● **Exercise objective**
Please pull from the material below the stretch of lines from the one containing "- toggle-knob: [440, 119, 460, 139]" through the one containing "- pdf-epub-file-icon: [75, 276, 99, 306]", and copy them word for word.

(Layout dataset entries)

-- begin --

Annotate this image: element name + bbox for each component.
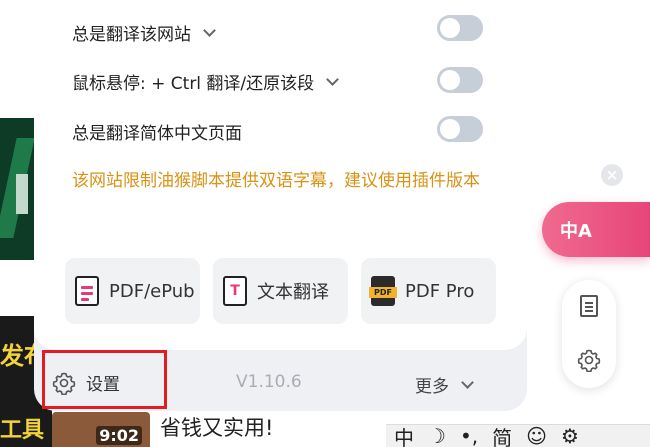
- toggle-knob: [440, 119, 460, 139]
- ime-simplified-toggle[interactable]: 简: [492, 422, 512, 447]
- document-icon[interactable]: [580, 295, 598, 317]
- video-thumbnail[interactable]: 9:02: [52, 412, 150, 447]
- close-icon[interactable]: ×: [601, 164, 623, 186]
- video-title[interactable]: 省钱又实用!: [160, 412, 273, 442]
- translate-simplified-row: 总是翻译简体中文页面: [72, 119, 242, 144]
- chevron-down-icon: [461, 375, 474, 389]
- hover-translate-label: 鼠标悬停: + Ctrl 翻译/还原该段: [72, 74, 315, 94]
- side-toolbar: [562, 280, 616, 388]
- translate-simplified-toggle[interactable]: [437, 116, 483, 142]
- gear-icon[interactable]: [577, 348, 601, 372]
- thumbnail-caption: 工具: [0, 412, 52, 447]
- settings-highlight-box: [42, 350, 167, 409]
- text-translate-label: 文本翻译: [257, 282, 329, 303]
- translate-float-button[interactable]: 中A: [542, 202, 650, 257]
- translate-simplified-label: 总是翻译简体中文页面: [72, 124, 242, 144]
- translate-icon: 中A: [560, 220, 592, 242]
- hover-translate-toggle[interactable]: [437, 67, 483, 93]
- version-label: V1.10.6: [236, 372, 302, 392]
- more-label: 更多: [415, 377, 449, 397]
- hover-translate-row[interactable]: 鼠标悬停: + Ctrl 翻译/还原该段: [72, 69, 340, 94]
- pdf-epub-file-icon: [75, 276, 99, 306]
- ime-emoji-icon[interactable]: ☺: [526, 424, 547, 447]
- pdf-pro-button[interactable]: PDF PDF Pro: [361, 258, 496, 324]
- thumbnail-graphic: [16, 174, 28, 214]
- pdf-pro-icon: PDF: [369, 276, 397, 306]
- ime-punctuation-toggle[interactable]: •,: [460, 424, 478, 447]
- pdf-epub-label: PDF/ePub: [109, 280, 195, 302]
- pdf-pro-label: PDF Pro: [405, 280, 475, 302]
- always-translate-site-label: 总是翻译该网站: [72, 25, 191, 45]
- video-duration: 9:02: [96, 426, 142, 445]
- chevron-down-icon[interactable]: [203, 23, 216, 37]
- more-button[interactable]: 更多: [415, 372, 474, 397]
- page-background: [0, 0, 34, 118]
- always-translate-site-toggle[interactable]: [437, 15, 483, 41]
- always-translate-site-row[interactable]: 总是翻译该网站: [72, 20, 216, 45]
- text-translate-icon: T: [223, 276, 247, 306]
- toggle-knob: [440, 70, 460, 90]
- popup-body: 总是翻译该网站 鼠标悬停: + Ctrl 翻译/还原该段 总是翻译简体中文页面 …: [34, 0, 527, 350]
- ime-toolbar: 中 ☽ •, 简 ☺ ⚙: [386, 424, 650, 447]
- ime-settings-icon[interactable]: ⚙: [561, 424, 579, 447]
- chevron-down-icon[interactable]: [326, 72, 340, 86]
- toggle-knob: [440, 18, 460, 38]
- ime-chinese-toggle[interactable]: 中: [394, 422, 414, 447]
- userscript-limit-notice[interactable]: 该网站限制油猴脚本提供双语字幕，建议使用插件版本: [72, 166, 492, 197]
- text-translate-button[interactable]: T 文本翻译: [213, 258, 348, 324]
- pdf-epub-button[interactable]: PDF/ePub: [65, 258, 200, 324]
- video-thumbnail[interactable]: [0, 118, 34, 260]
- ime-moon-icon[interactable]: ☽: [428, 424, 446, 447]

-- end --

● **Solution below**
- toggle-knob: [440, 119, 460, 139]
- ime-simplified-toggle[interactable]: 简: [492, 422, 512, 447]
- document-icon[interactable]: [580, 295, 598, 317]
- video-thumbnail[interactable]: 9:02: [52, 412, 150, 447]
- close-icon[interactable]: ×: [601, 164, 623, 186]
- video-title[interactable]: 省钱又实用!: [160, 412, 273, 442]
- translate-simplified-row: 总是翻译简体中文页面: [72, 119, 242, 144]
- chevron-down-icon: [461, 375, 474, 389]
- hover-translate-label: 鼠标悬停: + Ctrl 翻译/还原该段: [72, 74, 315, 94]
- side-toolbar: [562, 280, 616, 388]
- translate-simplified-toggle[interactable]: [437, 116, 483, 142]
- gear-icon[interactable]: [577, 348, 601, 372]
- thumbnail-caption: 工具: [0, 412, 52, 447]
- settings-highlight-box: [42, 350, 167, 409]
- text-translate-label: 文本翻译: [257, 282, 329, 303]
- translate-float-button[interactable]: 中A: [542, 202, 650, 257]
- translate-simplified-label: 总是翻译简体中文页面: [72, 124, 242, 144]
- translate-icon: 中A: [560, 220, 592, 242]
- hover-translate-toggle[interactable]: [437, 67, 483, 93]
- version-label: V1.10.6: [236, 372, 302, 392]
- more-label: 更多: [415, 377, 449, 397]
- hover-translate-row[interactable]: 鼠标悬停: + Ctrl 翻译/还原该段: [72, 69, 340, 94]
- pdf-epub-file-icon: [75, 276, 99, 306]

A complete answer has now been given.